━━ Data for the task ━━

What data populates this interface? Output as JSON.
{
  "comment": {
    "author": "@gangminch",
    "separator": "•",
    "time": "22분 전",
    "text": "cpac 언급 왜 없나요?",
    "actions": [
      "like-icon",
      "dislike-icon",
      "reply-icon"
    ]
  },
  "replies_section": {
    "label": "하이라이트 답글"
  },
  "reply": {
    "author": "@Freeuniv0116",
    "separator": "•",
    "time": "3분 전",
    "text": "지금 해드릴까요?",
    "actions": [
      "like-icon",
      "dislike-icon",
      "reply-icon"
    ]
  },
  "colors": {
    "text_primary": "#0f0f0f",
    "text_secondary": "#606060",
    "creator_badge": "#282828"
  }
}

━━━

Your task is to repeat each line of the material exactly.

• Answer for this exercise
What data populates this interface? Output as JSON.
{
  "comment": {
    "author": "@gangminch",
    "separator": "•",
    "time": "22분 전",
    "text": "cpac 언급 왜 없나요?",
    "actions": [
      "like-icon",
      "dislike-icon",
      "reply-icon"
    ]
  },
  "replies_section": {
    "label": "하이라이트 답글"
  },
  "reply": {
    "author": "@Freeuniv0116",
    "separator": "•",
    "time": "3분 전",
    "text": "지금 해드릴까요?",
    "actions": [
      "like-icon",
      "dislike-icon",
      "reply-icon"
    ]
  },
  "colors": {
    "text_primary": "#0f0f0f",
    "text_secondary": "#606060",
    "creator_badge": "#282828"
  }
}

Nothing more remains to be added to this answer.